-- start Supplied entries --
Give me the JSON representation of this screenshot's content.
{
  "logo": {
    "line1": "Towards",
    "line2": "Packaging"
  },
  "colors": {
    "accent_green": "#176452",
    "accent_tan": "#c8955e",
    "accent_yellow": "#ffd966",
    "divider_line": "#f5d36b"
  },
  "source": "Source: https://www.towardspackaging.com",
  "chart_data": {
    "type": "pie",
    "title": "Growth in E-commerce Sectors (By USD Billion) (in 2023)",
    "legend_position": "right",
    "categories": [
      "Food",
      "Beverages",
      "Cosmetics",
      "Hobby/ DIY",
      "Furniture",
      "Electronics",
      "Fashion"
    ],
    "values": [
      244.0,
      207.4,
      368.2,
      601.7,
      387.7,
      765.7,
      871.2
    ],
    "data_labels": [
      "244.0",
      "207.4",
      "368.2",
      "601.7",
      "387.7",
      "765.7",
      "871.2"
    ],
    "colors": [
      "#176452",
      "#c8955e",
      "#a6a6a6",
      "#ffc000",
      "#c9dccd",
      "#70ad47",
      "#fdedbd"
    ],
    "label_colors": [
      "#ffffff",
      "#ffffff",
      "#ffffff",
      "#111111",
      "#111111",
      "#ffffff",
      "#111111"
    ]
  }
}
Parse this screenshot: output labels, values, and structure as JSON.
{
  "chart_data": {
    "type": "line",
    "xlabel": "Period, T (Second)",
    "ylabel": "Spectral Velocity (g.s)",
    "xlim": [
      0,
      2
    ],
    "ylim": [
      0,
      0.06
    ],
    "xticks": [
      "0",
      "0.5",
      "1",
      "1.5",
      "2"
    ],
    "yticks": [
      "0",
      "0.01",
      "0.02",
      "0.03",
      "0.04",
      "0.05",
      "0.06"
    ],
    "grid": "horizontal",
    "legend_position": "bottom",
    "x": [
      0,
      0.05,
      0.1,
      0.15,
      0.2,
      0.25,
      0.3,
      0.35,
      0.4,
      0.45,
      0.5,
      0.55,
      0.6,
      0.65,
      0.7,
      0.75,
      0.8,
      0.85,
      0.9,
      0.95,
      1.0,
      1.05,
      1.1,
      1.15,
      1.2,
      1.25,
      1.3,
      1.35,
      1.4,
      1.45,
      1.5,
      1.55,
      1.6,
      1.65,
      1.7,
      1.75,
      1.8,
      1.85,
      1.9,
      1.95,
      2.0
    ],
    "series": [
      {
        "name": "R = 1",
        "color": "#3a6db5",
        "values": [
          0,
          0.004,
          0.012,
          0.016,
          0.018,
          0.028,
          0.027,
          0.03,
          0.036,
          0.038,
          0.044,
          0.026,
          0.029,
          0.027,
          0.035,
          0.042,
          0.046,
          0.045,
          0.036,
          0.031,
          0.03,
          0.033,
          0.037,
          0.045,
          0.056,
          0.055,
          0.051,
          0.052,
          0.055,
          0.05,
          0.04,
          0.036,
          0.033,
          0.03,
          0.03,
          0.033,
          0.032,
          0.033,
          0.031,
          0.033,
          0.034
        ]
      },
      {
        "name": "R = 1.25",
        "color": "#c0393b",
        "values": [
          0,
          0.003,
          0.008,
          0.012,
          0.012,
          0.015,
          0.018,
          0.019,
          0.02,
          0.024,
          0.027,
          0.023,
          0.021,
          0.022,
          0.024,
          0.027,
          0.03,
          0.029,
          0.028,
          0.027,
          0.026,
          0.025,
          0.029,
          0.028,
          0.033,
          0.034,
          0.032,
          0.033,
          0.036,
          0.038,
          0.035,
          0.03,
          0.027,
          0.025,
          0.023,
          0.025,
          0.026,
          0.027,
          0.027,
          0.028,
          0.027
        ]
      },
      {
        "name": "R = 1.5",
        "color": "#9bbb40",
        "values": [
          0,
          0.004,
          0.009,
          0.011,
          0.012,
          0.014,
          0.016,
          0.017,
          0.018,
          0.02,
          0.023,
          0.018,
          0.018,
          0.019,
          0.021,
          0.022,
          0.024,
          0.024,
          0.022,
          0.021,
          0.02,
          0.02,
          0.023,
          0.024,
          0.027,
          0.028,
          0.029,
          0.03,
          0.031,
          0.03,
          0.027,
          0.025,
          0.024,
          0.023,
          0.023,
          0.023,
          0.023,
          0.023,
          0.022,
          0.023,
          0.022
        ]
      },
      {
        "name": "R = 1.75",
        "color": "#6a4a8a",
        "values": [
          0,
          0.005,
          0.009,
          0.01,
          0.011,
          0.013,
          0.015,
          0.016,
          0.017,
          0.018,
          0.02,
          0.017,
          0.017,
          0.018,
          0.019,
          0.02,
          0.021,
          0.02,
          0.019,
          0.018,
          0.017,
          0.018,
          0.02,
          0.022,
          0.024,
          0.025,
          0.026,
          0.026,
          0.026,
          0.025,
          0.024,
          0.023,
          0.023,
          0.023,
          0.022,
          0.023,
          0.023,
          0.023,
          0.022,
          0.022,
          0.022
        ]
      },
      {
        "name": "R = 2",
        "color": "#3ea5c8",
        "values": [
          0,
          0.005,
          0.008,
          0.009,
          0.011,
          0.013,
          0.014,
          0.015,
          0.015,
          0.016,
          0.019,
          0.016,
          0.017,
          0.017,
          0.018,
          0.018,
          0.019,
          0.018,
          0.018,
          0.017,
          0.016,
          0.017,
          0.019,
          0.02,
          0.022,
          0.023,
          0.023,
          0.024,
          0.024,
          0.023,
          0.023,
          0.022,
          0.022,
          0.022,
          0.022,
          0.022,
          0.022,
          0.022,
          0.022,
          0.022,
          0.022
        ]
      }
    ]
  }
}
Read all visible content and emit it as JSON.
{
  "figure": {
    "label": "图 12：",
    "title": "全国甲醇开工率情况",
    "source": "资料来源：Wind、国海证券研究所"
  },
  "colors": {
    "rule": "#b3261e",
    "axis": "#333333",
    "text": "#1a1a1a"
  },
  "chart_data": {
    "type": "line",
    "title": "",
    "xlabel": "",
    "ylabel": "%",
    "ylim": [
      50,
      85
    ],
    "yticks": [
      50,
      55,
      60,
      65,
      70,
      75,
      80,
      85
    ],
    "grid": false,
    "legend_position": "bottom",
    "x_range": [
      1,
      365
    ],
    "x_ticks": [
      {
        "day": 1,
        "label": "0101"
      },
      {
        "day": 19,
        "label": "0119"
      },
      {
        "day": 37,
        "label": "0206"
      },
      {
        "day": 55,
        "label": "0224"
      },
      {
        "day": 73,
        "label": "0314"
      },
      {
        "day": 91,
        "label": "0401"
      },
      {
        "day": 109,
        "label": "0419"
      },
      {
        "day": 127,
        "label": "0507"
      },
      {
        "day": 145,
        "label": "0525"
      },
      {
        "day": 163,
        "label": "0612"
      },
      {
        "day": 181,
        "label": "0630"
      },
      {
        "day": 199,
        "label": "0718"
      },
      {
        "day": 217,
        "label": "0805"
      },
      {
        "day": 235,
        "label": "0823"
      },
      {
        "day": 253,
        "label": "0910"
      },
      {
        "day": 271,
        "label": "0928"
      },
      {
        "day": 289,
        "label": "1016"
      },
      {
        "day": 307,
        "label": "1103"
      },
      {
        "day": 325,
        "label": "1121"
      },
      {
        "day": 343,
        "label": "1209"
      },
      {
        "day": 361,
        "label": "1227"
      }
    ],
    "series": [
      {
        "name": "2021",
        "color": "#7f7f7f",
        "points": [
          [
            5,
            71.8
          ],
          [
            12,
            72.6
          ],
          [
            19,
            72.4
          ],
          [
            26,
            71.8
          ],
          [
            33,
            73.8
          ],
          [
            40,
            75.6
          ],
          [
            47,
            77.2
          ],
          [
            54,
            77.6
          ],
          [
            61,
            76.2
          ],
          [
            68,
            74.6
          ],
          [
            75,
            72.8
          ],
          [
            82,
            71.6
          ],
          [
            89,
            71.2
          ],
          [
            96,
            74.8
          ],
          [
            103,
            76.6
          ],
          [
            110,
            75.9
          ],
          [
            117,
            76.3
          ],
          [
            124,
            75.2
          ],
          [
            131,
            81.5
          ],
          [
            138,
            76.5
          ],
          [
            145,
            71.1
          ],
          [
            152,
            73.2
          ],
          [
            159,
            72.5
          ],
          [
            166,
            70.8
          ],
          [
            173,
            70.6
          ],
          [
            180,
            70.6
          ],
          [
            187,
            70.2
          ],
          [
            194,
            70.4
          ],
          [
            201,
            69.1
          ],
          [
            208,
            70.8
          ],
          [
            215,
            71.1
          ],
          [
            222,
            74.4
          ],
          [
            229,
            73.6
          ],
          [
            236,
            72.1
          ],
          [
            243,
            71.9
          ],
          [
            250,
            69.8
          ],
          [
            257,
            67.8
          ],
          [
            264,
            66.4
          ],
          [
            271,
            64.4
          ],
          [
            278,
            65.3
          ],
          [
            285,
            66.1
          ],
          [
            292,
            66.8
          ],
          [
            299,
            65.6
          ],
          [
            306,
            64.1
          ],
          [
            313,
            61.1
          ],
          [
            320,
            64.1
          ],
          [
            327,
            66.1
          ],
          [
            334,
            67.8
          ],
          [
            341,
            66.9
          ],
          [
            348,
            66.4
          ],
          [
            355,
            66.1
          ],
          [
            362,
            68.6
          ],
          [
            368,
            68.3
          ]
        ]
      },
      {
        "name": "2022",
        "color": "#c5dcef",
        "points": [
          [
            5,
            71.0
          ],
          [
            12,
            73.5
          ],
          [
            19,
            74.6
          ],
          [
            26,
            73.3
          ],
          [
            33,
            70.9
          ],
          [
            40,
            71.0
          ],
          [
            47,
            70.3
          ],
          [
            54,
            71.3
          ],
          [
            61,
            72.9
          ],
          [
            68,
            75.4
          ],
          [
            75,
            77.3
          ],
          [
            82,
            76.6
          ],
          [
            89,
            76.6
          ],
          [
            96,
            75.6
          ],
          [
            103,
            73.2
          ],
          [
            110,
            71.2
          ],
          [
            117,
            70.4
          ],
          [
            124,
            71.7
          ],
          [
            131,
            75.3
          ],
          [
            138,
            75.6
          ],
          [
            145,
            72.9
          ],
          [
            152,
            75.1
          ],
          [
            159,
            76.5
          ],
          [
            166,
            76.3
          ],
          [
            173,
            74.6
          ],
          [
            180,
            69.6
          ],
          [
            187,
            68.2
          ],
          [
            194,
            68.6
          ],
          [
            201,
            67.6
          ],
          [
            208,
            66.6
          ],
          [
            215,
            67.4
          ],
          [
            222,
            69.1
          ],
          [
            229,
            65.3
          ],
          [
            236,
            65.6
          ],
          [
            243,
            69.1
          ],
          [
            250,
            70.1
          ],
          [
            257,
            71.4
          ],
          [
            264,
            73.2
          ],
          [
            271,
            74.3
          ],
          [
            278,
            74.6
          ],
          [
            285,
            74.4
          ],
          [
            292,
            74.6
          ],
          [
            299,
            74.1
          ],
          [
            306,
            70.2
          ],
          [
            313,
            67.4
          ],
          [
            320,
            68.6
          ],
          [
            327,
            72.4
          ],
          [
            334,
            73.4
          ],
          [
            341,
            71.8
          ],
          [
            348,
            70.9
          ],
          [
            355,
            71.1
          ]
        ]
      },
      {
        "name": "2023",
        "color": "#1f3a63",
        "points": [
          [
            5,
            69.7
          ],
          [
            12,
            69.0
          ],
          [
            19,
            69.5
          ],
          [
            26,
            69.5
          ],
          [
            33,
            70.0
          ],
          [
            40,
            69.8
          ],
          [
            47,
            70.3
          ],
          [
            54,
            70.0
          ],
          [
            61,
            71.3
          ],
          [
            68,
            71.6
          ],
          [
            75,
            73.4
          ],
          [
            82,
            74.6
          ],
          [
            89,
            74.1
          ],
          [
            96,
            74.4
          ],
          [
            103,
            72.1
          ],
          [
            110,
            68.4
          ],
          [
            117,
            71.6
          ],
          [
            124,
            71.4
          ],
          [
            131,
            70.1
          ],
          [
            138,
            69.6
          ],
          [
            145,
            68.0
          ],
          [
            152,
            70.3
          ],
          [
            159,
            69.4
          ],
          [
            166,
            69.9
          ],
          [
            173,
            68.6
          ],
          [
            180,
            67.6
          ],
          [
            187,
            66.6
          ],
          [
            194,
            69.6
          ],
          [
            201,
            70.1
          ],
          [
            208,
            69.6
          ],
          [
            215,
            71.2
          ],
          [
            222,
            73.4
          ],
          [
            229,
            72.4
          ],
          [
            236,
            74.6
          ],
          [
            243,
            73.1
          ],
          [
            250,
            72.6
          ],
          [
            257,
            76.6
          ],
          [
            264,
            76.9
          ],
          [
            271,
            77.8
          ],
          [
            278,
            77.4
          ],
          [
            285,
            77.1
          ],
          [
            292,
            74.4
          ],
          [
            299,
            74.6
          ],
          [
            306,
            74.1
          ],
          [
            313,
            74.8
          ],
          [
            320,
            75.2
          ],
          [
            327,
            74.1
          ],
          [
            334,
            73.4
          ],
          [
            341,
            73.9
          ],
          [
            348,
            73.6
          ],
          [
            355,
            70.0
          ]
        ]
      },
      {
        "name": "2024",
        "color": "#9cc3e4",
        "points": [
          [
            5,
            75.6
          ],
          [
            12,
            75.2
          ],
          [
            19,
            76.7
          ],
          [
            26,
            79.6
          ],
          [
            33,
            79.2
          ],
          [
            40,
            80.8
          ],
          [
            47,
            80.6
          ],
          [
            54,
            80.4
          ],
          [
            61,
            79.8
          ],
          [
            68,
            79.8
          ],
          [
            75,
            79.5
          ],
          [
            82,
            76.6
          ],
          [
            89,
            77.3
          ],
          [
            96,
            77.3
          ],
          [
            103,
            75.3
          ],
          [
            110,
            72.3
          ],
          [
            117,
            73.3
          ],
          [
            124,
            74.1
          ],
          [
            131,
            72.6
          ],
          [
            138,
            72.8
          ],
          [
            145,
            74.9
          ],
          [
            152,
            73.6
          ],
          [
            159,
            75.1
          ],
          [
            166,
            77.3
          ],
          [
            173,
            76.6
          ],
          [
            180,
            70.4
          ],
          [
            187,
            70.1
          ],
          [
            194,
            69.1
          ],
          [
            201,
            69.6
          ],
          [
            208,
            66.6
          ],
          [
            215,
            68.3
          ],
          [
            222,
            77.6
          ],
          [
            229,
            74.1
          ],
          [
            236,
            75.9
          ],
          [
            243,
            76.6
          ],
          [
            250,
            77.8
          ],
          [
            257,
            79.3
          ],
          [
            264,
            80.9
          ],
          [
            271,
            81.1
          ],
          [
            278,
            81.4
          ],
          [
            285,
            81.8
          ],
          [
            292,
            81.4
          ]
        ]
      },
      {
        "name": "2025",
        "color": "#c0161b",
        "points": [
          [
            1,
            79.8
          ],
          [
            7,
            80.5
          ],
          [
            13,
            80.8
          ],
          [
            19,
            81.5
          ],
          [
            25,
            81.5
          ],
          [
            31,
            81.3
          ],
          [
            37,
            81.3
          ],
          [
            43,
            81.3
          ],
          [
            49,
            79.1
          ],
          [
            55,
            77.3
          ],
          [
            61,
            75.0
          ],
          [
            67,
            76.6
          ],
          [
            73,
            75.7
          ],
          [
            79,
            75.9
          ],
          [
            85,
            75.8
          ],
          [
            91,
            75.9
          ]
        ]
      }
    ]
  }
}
-- end Supplied entries --
**Given instruction**: Gather each line of the listing containing the word "source" and show it.

**Task output**:
  "source": "Source: https://www.towardspackaging.com",
    "source": "资料来源：Wind、国海证券研究所"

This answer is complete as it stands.